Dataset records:

- - -

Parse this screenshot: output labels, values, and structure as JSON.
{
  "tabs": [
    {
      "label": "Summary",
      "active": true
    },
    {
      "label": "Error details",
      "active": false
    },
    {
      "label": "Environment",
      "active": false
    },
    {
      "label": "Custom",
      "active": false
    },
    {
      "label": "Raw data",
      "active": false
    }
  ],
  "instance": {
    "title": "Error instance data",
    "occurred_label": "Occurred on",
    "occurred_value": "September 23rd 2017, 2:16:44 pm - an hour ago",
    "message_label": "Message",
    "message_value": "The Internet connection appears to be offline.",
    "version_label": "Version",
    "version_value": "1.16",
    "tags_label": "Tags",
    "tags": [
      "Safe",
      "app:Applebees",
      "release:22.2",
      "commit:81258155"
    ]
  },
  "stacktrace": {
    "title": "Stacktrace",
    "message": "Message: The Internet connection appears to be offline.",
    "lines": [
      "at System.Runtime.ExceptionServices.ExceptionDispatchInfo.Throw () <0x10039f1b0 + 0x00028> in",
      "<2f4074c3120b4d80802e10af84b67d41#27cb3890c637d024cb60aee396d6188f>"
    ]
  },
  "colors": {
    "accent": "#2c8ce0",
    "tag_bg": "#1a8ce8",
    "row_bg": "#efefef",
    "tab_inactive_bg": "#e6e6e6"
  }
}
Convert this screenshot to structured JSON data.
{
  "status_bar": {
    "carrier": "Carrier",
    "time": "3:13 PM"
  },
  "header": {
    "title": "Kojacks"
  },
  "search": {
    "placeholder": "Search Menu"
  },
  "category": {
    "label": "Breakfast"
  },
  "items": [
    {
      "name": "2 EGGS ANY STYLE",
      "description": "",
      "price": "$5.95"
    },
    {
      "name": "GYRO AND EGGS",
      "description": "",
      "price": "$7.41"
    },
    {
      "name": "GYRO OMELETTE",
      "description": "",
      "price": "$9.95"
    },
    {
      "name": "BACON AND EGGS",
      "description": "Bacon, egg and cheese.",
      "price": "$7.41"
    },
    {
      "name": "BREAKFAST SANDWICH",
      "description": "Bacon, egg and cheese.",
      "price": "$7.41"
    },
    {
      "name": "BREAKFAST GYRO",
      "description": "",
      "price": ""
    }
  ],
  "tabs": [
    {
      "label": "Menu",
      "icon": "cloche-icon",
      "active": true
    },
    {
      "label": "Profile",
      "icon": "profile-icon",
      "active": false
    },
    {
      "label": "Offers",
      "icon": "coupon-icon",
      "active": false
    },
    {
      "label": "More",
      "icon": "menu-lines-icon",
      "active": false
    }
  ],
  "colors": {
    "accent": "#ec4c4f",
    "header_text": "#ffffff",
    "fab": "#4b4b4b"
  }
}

- - -

[Your objective]
Write out each line of the data above again, exactly as given.

[Solution to the problem]
Parse this screenshot: output labels, values, and structure as JSON.
{
  "tabs": [
    {
      "label": "Summary",
      "active": true
    },
    {
      "label": "Error details",
      "active": false
    },
    {
      "label": "Environment",
      "active": false
    },
    {
      "label": "Custom",
      "active": false
    },
    {
      "label": "Raw data",
      "active": false
    }
  ],
  "instance": {
    "title": "Error instance data",
    "occurred_label": "Occurred on",
    "occurred_value": "September 23rd 2017, 2:16:44 pm - an hour ago",
    "message_label": "Message",
    "message_value": "The Internet connection appears to be offline.",
    "version_label": "Version",
    "version_value": "1.16",
    "tags_label": "Tags",
    "tags": [
      "Safe",
      "app:Applebees",
      "release:22.2",
      "commit:81258155"
    ]
  },
  "stacktrace": {
    "title": "Stacktrace",
    "message": "Message: The Internet connection appears to be offline.",
    "lines": [
      "at System.Runtime.ExceptionServices.ExceptionDispatchInfo.Throw () <0x10039f1b0 + 0x00028> in",
      "<2f4074c3120b4d80802e10af84b67d41#27cb3890c637d024cb60aee396d6188f>"
    ]
  },
  "colors": {
    "accent": "#2c8ce0",
    "tag_bg": "#1a8ce8",
    "row_bg": "#efefef",
    "tab_inactive_bg": "#e6e6e6"
  }
}
Convert this screenshot to structured JSON data.
{
  "status_bar": {
    "carrier": "Carrier",
    "time": "3:13 PM"
  },
  "header": {
    "title": "Kojacks"
  },
  "search": {
    "placeholder": "Search Menu"
  },
  "category": {
    "label": "Breakfast"
  },
  "items": [
    {
      "name": "2 EGGS ANY STYLE",
      "description": "",
      "price": "$5.95"
    },
    {
      "name": "GYRO AND EGGS",
      "description": "",
      "price": "$7.41"
    },
    {
      "name": "GYRO OMELETTE",
      "description": "",
      "price": "$9.95"
    },
    {
      "name": "BACON AND EGGS",
      "description": "Bacon, egg and cheese.",
      "price": "$7.41"
    },
    {
      "name": "BREAKFAST SANDWICH",
      "description": "Bacon, egg and cheese.",
      "price": "$7.41"
    },
    {
      "name": "BREAKFAST GYRO",
      "description": "",
      "price": ""
    }
  ],
  "tabs": [
    {
      "label": "Menu",
      "icon": "cloche-icon",
      "active": true
    },
    {
      "label": "Profile",
      "icon": "profile-icon",
      "active": false
    },
    {
      "label": "Offers",
      "icon": "coupon-icon",
      "active": false
    },
    {
      "label": "More",
      "icon": "menu-lines-icon",
      "active": false
    }
  ],
  "colors": {
    "accent": "#ec4c4f",
    "header_text": "#ffffff",
    "fab": "#4b4b4b"
  }
}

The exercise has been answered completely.